- **Problem details**
Restate the data word for word and leave the images out.

Extracted data entries
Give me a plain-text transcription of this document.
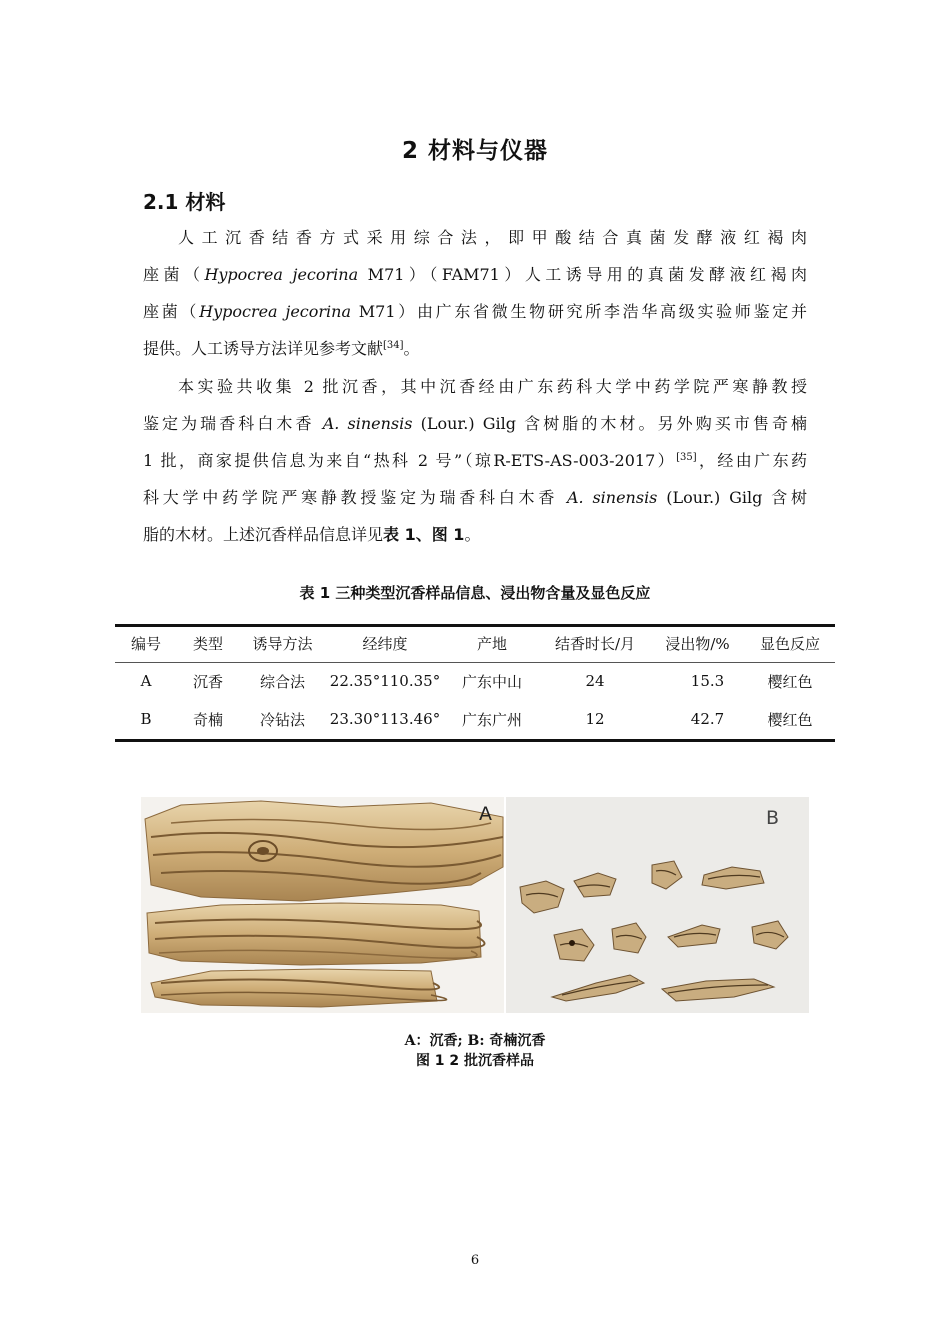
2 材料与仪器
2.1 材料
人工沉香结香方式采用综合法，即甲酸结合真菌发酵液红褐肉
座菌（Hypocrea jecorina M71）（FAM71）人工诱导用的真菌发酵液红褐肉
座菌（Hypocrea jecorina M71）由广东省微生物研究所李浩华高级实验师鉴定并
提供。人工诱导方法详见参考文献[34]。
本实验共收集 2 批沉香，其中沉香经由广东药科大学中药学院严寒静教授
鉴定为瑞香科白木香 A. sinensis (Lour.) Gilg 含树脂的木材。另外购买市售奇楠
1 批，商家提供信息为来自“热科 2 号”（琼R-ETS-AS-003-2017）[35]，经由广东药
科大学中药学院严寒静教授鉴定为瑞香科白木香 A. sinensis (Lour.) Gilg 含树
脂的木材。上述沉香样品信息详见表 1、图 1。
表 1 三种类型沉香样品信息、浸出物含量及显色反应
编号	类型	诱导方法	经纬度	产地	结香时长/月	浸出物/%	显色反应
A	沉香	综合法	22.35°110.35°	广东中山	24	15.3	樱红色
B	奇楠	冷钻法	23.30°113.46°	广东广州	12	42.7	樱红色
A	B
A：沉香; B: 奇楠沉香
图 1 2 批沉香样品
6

- **Answer to this problem**
Give me a plain-text transcription of this document.
2 材料与仪器
2.1 材料
人工沉香结香方式采用综合法，即甲酸结合真菌发酵液红褐肉
座菌（Hypocrea jecorina M71）（FAM71）人工诱导用的真菌发酵液红褐肉
座菌（Hypocrea jecorina M71）由广东省微生物研究所李浩华高级实验师鉴定并
提供。人工诱导方法详见参考文献[34]。
本实验共收集 2 批沉香，其中沉香经由广东药科大学中药学院严寒静教授
鉴定为瑞香科白木香 A. sinensis (Lour.) Gilg 含树脂的木材。另外购买市售奇楠
1 批，商家提供信息为来自“热科 2 号”（琼R-ETS-AS-003-2017）[35]，经由广东药
科大学中药学院严寒静教授鉴定为瑞香科白木香 A. sinensis (Lour.) Gilg 含树
脂的木材。上述沉香样品信息详见表 1、图 1。
表 1 三种类型沉香样品信息、浸出物含量及显色反应
编号	类型	诱导方法	经纬度	产地	结香时长/月	浸出物/%	显色反应
A	沉香	综合法	22.35°110.35°	广东中山	24	15.3	樱红色
B	奇楠	冷钻法	23.30°113.46°	广东广州	12	42.7	樱红色
A	B
A：沉香; B: 奇楠沉香
图 1 2 批沉香样品
6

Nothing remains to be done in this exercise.